INFORMATION SUPPLIED →
★ ★ ★ ★ ★

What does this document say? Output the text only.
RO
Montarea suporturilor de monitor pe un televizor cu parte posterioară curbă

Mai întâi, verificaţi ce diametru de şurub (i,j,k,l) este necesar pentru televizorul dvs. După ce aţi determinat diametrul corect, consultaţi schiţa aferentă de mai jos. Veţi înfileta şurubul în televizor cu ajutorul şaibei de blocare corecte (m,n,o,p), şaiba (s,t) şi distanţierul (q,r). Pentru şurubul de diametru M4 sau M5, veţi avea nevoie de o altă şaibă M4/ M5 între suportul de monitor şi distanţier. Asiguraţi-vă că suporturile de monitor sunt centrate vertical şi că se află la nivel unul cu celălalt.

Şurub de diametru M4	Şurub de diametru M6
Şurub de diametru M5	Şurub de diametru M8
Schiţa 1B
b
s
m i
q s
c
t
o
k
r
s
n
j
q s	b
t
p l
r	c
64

★ ★ ★ ★ ★

AIM → Copy the entries above exactly, leaving none out.

CORRECT ANSWER →
What does this document say? Output the text only.
RO
Montarea suporturilor de monitor pe un televizor cu parte posterioară curbă

Mai întâi, verificaţi ce diametru de şurub (i,j,k,l) este necesar pentru televizorul dvs. După ce aţi determinat diametrul corect, consultaţi schiţa aferentă de mai jos. Veţi înfileta şurubul în televizor cu ajutorul şaibei de blocare corecte (m,n,o,p), şaiba (s,t) şi distanţierul (q,r). Pentru şurubul de diametru M4 sau M5, veţi avea nevoie de o altă şaibă M4/ M5 între suportul de monitor şi distanţier. Asiguraţi-vă că suporturile de monitor sunt centrate vertical şi că se află la nivel unul cu celălalt.

Şurub de diametru M4	Şurub de diametru M6
Şurub de diametru M5	Şurub de diametru M8
Schiţa 1B
b
s
m i
q s
c
t
o
k
r
s
n
j
q s	b
t
p l
r	c
64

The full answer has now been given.